= RAW DATA =
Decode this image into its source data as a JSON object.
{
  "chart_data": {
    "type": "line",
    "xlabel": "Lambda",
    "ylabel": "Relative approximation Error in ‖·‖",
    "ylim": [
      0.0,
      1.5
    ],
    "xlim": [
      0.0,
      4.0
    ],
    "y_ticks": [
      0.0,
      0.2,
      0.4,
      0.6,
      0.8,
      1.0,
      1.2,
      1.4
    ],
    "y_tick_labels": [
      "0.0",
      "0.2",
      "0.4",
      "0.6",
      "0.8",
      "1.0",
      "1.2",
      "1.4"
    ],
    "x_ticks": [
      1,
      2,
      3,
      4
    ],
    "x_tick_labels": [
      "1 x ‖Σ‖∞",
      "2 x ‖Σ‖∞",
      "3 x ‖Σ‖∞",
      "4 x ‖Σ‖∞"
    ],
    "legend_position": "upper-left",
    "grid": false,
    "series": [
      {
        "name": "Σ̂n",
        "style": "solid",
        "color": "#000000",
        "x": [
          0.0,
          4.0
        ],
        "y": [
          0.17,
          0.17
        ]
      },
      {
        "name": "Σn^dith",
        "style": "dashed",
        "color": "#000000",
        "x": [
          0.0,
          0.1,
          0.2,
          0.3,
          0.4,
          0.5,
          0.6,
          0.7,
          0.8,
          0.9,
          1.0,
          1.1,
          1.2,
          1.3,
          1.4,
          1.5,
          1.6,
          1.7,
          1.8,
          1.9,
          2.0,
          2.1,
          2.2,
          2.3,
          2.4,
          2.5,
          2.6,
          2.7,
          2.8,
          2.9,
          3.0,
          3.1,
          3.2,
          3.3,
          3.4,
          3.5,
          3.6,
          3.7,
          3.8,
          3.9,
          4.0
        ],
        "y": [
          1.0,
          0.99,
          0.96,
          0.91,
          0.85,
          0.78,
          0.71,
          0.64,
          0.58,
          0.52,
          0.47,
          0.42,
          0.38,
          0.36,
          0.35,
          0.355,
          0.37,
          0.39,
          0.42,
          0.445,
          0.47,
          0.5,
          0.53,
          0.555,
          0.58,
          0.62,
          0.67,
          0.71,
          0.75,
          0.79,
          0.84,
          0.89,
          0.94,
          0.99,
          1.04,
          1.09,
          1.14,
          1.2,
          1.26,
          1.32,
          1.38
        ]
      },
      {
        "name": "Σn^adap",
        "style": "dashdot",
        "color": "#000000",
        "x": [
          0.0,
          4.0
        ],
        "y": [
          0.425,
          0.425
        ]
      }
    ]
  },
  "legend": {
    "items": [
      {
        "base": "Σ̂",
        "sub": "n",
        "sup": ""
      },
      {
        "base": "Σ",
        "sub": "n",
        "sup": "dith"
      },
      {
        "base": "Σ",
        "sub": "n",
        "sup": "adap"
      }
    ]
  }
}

= EXERCISE =
Give the data again, exactly as it stands.

= ANSWER IN FULL =
Decode this image into its source data as a JSON object.
{
  "chart_data": {
    "type": "line",
    "xlabel": "Lambda",
    "ylabel": "Relative approximation Error in ‖·‖",
    "ylim": [
      0.0,
      1.5
    ],
    "xlim": [
      0.0,
      4.0
    ],
    "y_ticks": [
      0.0,
      0.2,
      0.4,
      0.6,
      0.8,
      1.0,
      1.2,
      1.4
    ],
    "y_tick_labels": [
      "0.0",
      "0.2",
      "0.4",
      "0.6",
      "0.8",
      "1.0",
      "1.2",
      "1.4"
    ],
    "x_ticks": [
      1,
      2,
      3,
      4
    ],
    "x_tick_labels": [
      "1 x ‖Σ‖∞",
      "2 x ‖Σ‖∞",
      "3 x ‖Σ‖∞",
      "4 x ‖Σ‖∞"
    ],
    "legend_position": "upper-left",
    "grid": false,
    "series": [
      {
        "name": "Σ̂n",
        "style": "solid",
        "color": "#000000",
        "x": [
          0.0,
          4.0
        ],
        "y": [
          0.17,
          0.17
        ]
      },
      {
        "name": "Σn^dith",
        "style": "dashed",
        "color": "#000000",
        "x": [
          0.0,
          0.1,
          0.2,
          0.3,
          0.4,
          0.5,
          0.6,
          0.7,
          0.8,
          0.9,
          1.0,
          1.1,
          1.2,
          1.3,
          1.4,
          1.5,
          1.6,
          1.7,
          1.8,
          1.9,
          2.0,
          2.1,
          2.2,
          2.3,
          2.4,
          2.5,
          2.6,
          2.7,
          2.8,
          2.9,
          3.0,
          3.1,
          3.2,
          3.3,
          3.4,
          3.5,
          3.6,
          3.7,
          3.8,
          3.9,
          4.0
        ],
        "y": [
          1.0,
          0.99,
          0.96,
          0.91,
          0.85,
          0.78,
          0.71,
          0.64,
          0.58,
          0.52,
          0.47,
          0.42,
          0.38,
          0.36,
          0.35,
          0.355,
          0.37,
          0.39,
          0.42,
          0.445,
          0.47,
          0.5,
          0.53,
          0.555,
          0.58,
          0.62,
          0.67,
          0.71,
          0.75,
          0.79,
          0.84,
          0.89,
          0.94,
          0.99,
          1.04,
          1.09,
          1.14,
          1.2,
          1.26,
          1.32,
          1.38
        ]
      },
      {
        "name": "Σn^adap",
        "style": "dashdot",
        "color": "#000000",
        "x": [
          0.0,
          4.0
        ],
        "y": [
          0.425,
          0.425
        ]
      }
    ]
  },
  "legend": {
    "items": [
      {
        "base": "Σ̂",
        "sub": "n",
        "sup": ""
      },
      {
        "base": "Σ",
        "sub": "n",
        "sup": "dith"
      },
      {
        "base": "Σ",
        "sub": "n",
        "sup": "adap"
      }
    ]
  }
}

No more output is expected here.